Reproduce all the entries precisely.

* Begin Records *

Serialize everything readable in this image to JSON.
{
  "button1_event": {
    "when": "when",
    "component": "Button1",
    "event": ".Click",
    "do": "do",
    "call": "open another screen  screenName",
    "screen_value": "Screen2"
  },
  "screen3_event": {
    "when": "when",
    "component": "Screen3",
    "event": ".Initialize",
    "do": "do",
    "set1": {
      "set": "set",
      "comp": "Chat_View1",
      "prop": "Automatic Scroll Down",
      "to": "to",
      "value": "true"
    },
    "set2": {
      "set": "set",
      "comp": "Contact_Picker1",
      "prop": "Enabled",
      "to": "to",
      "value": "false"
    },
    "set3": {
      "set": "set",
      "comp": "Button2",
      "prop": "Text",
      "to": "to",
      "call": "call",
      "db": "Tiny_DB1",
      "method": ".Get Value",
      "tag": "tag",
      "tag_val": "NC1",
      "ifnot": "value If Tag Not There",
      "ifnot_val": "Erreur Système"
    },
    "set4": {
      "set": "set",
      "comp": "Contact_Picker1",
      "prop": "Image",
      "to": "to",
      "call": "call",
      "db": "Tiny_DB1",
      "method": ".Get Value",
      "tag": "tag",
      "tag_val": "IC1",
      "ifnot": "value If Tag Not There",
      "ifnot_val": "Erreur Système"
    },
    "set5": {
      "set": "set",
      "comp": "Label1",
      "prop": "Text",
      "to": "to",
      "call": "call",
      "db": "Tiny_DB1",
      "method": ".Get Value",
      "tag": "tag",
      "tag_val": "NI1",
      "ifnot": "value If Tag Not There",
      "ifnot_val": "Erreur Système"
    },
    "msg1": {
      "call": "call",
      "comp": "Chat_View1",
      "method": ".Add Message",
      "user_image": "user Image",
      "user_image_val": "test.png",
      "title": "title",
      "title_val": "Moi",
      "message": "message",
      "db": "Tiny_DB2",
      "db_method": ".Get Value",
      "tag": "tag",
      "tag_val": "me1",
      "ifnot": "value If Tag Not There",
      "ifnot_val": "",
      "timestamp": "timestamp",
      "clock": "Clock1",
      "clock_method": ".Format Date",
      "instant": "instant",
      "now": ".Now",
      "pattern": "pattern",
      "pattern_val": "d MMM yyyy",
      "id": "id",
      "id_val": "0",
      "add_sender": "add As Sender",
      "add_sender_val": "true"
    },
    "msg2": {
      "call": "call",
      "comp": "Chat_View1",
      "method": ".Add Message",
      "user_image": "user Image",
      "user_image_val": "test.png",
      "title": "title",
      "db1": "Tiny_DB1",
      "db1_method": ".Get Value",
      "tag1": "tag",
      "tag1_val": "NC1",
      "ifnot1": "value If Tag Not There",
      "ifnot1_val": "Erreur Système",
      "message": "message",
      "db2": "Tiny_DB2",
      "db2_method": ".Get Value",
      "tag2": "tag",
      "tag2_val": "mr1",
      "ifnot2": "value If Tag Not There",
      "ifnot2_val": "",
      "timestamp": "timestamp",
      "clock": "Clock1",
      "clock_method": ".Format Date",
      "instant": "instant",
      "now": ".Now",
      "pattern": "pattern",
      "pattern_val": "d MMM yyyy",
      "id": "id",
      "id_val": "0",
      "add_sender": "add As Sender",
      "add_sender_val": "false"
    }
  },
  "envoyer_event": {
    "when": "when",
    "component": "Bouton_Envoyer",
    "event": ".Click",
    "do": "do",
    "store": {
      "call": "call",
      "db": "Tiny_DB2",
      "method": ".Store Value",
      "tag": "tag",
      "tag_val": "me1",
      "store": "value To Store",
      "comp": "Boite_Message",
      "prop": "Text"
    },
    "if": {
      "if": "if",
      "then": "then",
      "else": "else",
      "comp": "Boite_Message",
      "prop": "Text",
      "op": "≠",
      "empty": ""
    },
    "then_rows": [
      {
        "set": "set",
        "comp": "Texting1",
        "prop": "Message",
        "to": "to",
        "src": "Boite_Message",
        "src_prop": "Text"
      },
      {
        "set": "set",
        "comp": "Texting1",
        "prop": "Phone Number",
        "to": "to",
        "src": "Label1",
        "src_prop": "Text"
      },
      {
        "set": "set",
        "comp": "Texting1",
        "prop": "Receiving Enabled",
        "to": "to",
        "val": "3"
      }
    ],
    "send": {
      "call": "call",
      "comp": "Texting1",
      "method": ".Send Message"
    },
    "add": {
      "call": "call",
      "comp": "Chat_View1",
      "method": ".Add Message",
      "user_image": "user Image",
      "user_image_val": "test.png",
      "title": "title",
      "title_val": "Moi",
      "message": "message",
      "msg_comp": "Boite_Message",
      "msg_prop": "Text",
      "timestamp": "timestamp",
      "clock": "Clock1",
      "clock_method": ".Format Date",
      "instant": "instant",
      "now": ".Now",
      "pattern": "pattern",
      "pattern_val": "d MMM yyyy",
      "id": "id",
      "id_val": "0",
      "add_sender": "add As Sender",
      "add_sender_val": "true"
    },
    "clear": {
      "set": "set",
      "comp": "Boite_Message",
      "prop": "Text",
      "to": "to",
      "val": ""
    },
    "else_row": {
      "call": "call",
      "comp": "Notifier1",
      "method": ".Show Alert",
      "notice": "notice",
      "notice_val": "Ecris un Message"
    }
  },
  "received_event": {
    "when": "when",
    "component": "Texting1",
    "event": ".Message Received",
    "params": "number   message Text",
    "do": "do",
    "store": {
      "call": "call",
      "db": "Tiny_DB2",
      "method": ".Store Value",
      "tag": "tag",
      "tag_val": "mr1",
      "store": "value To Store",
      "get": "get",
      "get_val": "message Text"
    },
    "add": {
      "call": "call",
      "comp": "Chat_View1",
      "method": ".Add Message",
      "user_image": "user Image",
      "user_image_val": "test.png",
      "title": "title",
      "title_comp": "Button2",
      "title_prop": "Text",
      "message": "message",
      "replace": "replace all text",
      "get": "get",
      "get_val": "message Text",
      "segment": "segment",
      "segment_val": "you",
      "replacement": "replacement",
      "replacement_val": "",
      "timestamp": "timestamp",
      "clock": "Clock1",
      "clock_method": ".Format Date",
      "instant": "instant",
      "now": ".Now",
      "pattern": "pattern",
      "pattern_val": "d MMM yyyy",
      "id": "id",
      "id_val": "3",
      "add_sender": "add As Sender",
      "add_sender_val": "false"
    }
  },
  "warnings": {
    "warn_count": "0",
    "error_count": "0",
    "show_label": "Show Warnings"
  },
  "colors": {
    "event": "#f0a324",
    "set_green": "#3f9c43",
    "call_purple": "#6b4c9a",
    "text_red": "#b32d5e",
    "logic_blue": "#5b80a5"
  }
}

* End Records *

### Answer to this problem
Serialize everything readable in this image to JSON.
{
  "button1_event": {
    "when": "when",
    "component": "Button1",
    "event": ".Click",
    "do": "do",
    "call": "open another screen  screenName",
    "screen_value": "Screen2"
  },
  "screen3_event": {
    "when": "when",
    "component": "Screen3",
    "event": ".Initialize",
    "do": "do",
    "set1": {
      "set": "set",
      "comp": "Chat_View1",
      "prop": "Automatic Scroll Down",
      "to": "to",
      "value": "true"
    },
    "set2": {
      "set": "set",
      "comp": "Contact_Picker1",
      "prop": "Enabled",
      "to": "to",
      "value": "false"
    },
    "set3": {
      "set": "set",
      "comp": "Button2",
      "prop": "Text",
      "to": "to",
      "call": "call",
      "db": "Tiny_DB1",
      "method": ".Get Value",
      "tag": "tag",
      "tag_val": "NC1",
      "ifnot": "value If Tag Not There",
      "ifnot_val": "Erreur Système"
    },
    "set4": {
      "set": "set",
      "comp": "Contact_Picker1",
      "prop": "Image",
      "to": "to",
      "call": "call",
      "db": "Tiny_DB1",
      "method": ".Get Value",
      "tag": "tag",
      "tag_val": "IC1",
      "ifnot": "value If Tag Not There",
      "ifnot_val": "Erreur Système"
    },
    "set5": {
      "set": "set",
      "comp": "Label1",
      "prop": "Text",
      "to": "to",
      "call": "call",
      "db": "Tiny_DB1",
      "method": ".Get Value",
      "tag": "tag",
      "tag_val": "NI1",
      "ifnot": "value If Tag Not There",
      "ifnot_val": "Erreur Système"
    },
    "msg1": {
      "call": "call",
      "comp": "Chat_View1",
      "method": ".Add Message",
      "user_image": "user Image",
      "user_image_val": "test.png",
      "title": "title",
      "title_val": "Moi",
      "message": "message",
      "db": "Tiny_DB2",
      "db_method": ".Get Value",
      "tag": "tag",
      "tag_val": "me1",
      "ifnot": "value If Tag Not There",
      "ifnot_val": "",
      "timestamp": "timestamp",
      "clock": "Clock1",
      "clock_method": ".Format Date",
      "instant": "instant",
      "now": ".Now",
      "pattern": "pattern",
      "pattern_val": "d MMM yyyy",
      "id": "id",
      "id_val": "0",
      "add_sender": "add As Sender",
      "add_sender_val": "true"
    },
    "msg2": {
      "call": "call",
      "comp": "Chat_View1",
      "method": ".Add Message",
      "user_image": "user Image",
      "user_image_val": "test.png",
      "title": "title",
      "db1": "Tiny_DB1",
      "db1_method": ".Get Value",
      "tag1": "tag",
      "tag1_val": "NC1",
      "ifnot1": "value If Tag Not There",
      "ifnot1_val": "Erreur Système",
      "message": "message",
      "db2": "Tiny_DB2",
      "db2_method": ".Get Value",
      "tag2": "tag",
      "tag2_val": "mr1",
      "ifnot2": "value If Tag Not There",
      "ifnot2_val": "",
      "timestamp": "timestamp",
      "clock": "Clock1",
      "clock_method": ".Format Date",
      "instant": "instant",
      "now": ".Now",
      "pattern": "pattern",
      "pattern_val": "d MMM yyyy",
      "id": "id",
      "id_val": "0",
      "add_sender": "add As Sender",
      "add_sender_val": "false"
    }
  },
  "envoyer_event": {
    "when": "when",
    "component": "Bouton_Envoyer",
    "event": ".Click",
    "do": "do",
    "store": {
      "call": "call",
      "db": "Tiny_DB2",
      "method": ".Store Value",
      "tag": "tag",
      "tag_val": "me1",
      "store": "value To Store",
      "comp": "Boite_Message",
      "prop": "Text"
    },
    "if": {
      "if": "if",
      "then": "then",
      "else": "else",
      "comp": "Boite_Message",
      "prop": "Text",
      "op": "≠",
      "empty": ""
    },
    "then_rows": [
      {
        "set": "set",
        "comp": "Texting1",
        "prop": "Message",
        "to": "to",
        "src": "Boite_Message",
        "src_prop": "Text"
      },
      {
        "set": "set",
        "comp": "Texting1",
        "prop": "Phone Number",
        "to": "to",
        "src": "Label1",
        "src_prop": "Text"
      },
      {
        "set": "set",
        "comp": "Texting1",
        "prop": "Receiving Enabled",
        "to": "to",
        "val": "3"
      }
    ],
    "send": {
      "call": "call",
      "comp": "Texting1",
      "method": ".Send Message"
    },
    "add": {
      "call": "call",
      "comp": "Chat_View1",
      "method": ".Add Message",
      "user_image": "user Image",
      "user_image_val": "test.png",
      "title": "title",
      "title_val": "Moi",
      "message": "message",
      "msg_comp": "Boite_Message",
      "msg_prop": "Text",
      "timestamp": "timestamp",
      "clock": "Clock1",
      "clock_method": ".Format Date",
      "instant": "instant",
      "now": ".Now",
      "pattern": "pattern",
      "pattern_val": "d MMM yyyy",
      "id": "id",
      "id_val": "0",
      "add_sender": "add As Sender",
      "add_sender_val": "true"
    },
    "clear": {
      "set": "set",
      "comp": "Boite_Message",
      "prop": "Text",
      "to": "to",
      "val": ""
    },
    "else_row": {
      "call": "call",
      "comp": "Notifier1",
      "method": ".Show Alert",
      "notice": "notice",
      "notice_val": "Ecris un Message"
    }
  },
  "received_event": {
    "when": "when",
    "component": "Texting1",
    "event": ".Message Received",
    "params": "number   message Text",
    "do": "do",
    "store": {
      "call": "call",
      "db": "Tiny_DB2",
      "method": ".Store Value",
      "tag": "tag",
      "tag_val": "mr1",
      "store": "value To Store",
      "get": "get",
      "get_val": "message Text"
    },
    "add": {
      "call": "call",
      "comp": "Chat_View1",
      "method": ".Add Message",
      "user_image": "user Image",
      "user_image_val": "test.png",
      "title": "title",
      "title_comp": "Button2",
      "title_prop": "Text",
      "message": "message",
      "replace": "replace all text",
      "get": "get",
      "get_val": "message Text",
      "segment": "segment",
      "segment_val": "you",
      "replacement": "replacement",
      "replacement_val": "",
      "timestamp": "timestamp",
      "clock": "Clock1",
      "clock_method": ".Format Date",
      "instant": "instant",
      "now": ".Now",
      "pattern": "pattern",
      "pattern_val": "d MMM yyyy",
      "id": "id",
      "id_val": "3",
      "add_sender": "add As Sender",
      "add_sender_val": "false"
    }
  },
  "warnings": {
    "warn_count": "0",
    "error_count": "0",
    "show_label": "Show Warnings"
  },
  "colors": {
    "event": "#f0a324",
    "set_green": "#3f9c43",
    "call_purple": "#6b4c9a",
    "text_red": "#b32d5e",
    "logic_blue": "#5b80a5"
  }
}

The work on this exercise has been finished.